(Dataset entries)
• • •

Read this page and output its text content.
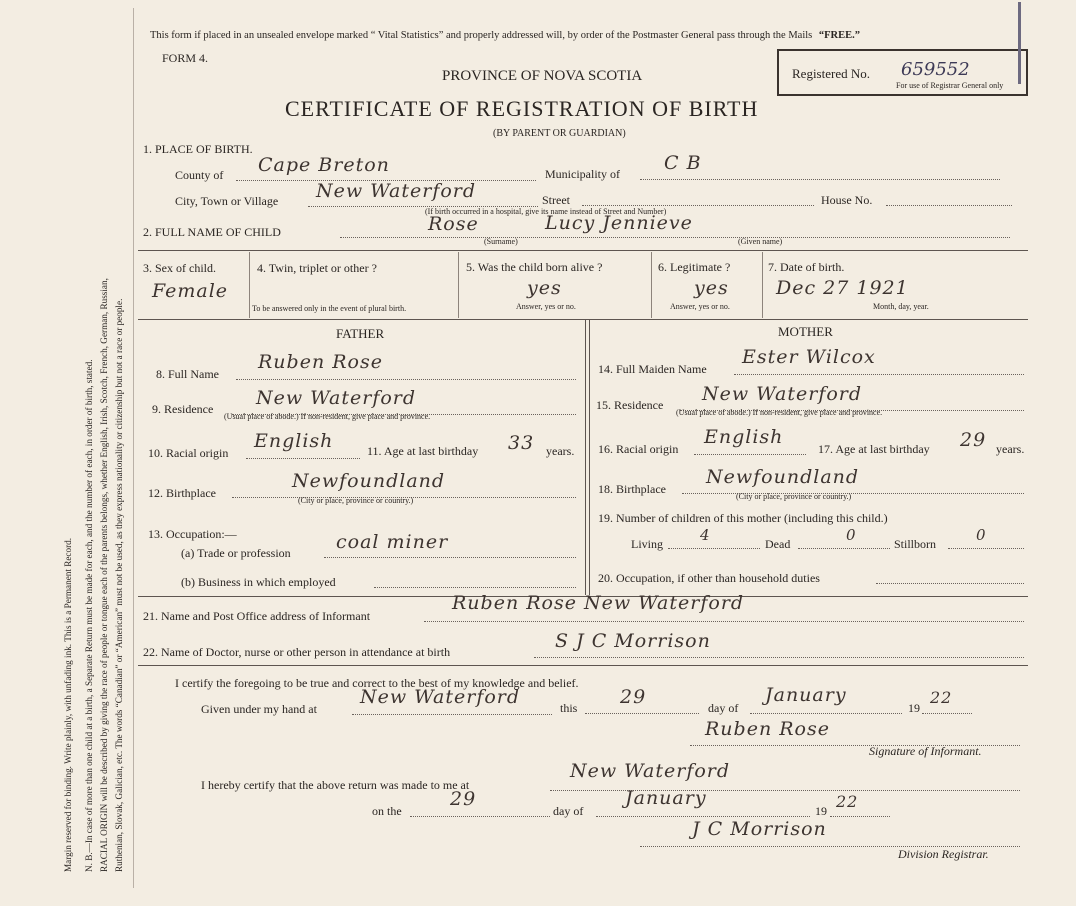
Margin reserved for binding. Write plainly, with unfading ink. This is a Permanent Record. N. B.—In case of more than one child at a birth, a Separate Return must be made for each, and the number of each, in order of birth, stated. RACIAL ORIGIN will be described by giving the race of people or tongue each of the parents belongs, whether English, Irish, Scotch, French, German, Russian, Ruthenian, Slovak, Galician, etc. The words “Canadian” or “American” must not be used, as they express nationality or citizenship but not a race or people.
This form if placed in an unsealed envelope marked “ Vital Statistics” and properly addressed will, by order of the Postmaster General pass through the Mails “FREE.”
FORM 4.
PROVINCE OF NOVA SCOTIA
CERTIFICATE OF REGISTRATION OF BIRTH
(BY PARENT OR GUARDIAN)
Registered No. 659552
For use of Registrar General only
1. PLACE OF BIRTH.
County of Cape Breton	Municipality of C B
City, Town or Village New Waterford	Street	House No.
(If birth occurred in a hospital, give its name instead of Street and Number)
2. FULL NAME OF CHILD	Rose	Lucy Jennieve
(Surname)	(Given name)
3. Sex of child.
Female
4. Twin, triplet or other ?
To be answered only in the event of plural birth.
5. Was the child born alive ?
yes
Answer, yes or no.
6. Legitimate ?
yes
Answer, yes or no.
7. Date of birth.
Dec 27 1921
Month, day, year.
FATHER
8. Full Name
Ruben Rose
9. Residence New Waterford
(Usual place of abode.) If non-resident, give place and province.
10. Racial origin
English	11. Age at last birthday 33 years.
12. Birthplace
Newfoundland
(City or place, province or country.)
13. Occupation:—
(a) Trade or profession coal miner
(b) Business in which employed
MOTHER
14. Full Maiden Name
Ester Wilcox
15. Residence New Waterford
(Usual place of abode.) If non-resident, give place and province.
16. Racial origin
English
17. Age at last birthday 29 years.
18. Birthplace
Newfoundland
(City or place, province or country.)
19. Number of children of this mother (including this child.)
Living 4	Dead	0	Stillborn	0
20. Occupation, if other than household duties
21. Name and Post Office address of Informant
Ruben Rose New Waterford
22. Name of Doctor, nurse or other person in attendance at birth	S J C Morrison
I certify the foregoing to be true and correct to the best of my knowledge and belief.
Given under my hand at
New Waterford	this 29	day of
January
19
22
Ruben Rose
Signature of Informant.
I hereby certify that the above return was made to me at
New Waterford
on the
29
day of
January
19 22
J C Morrison
Division Registrar.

• • •

**WHAT IS NEEDED:**
In the entries above, find each line with the word "Given" and show it.

**WRITTEN REPLY:**
(Surname)	(Given name)
Given under my hand at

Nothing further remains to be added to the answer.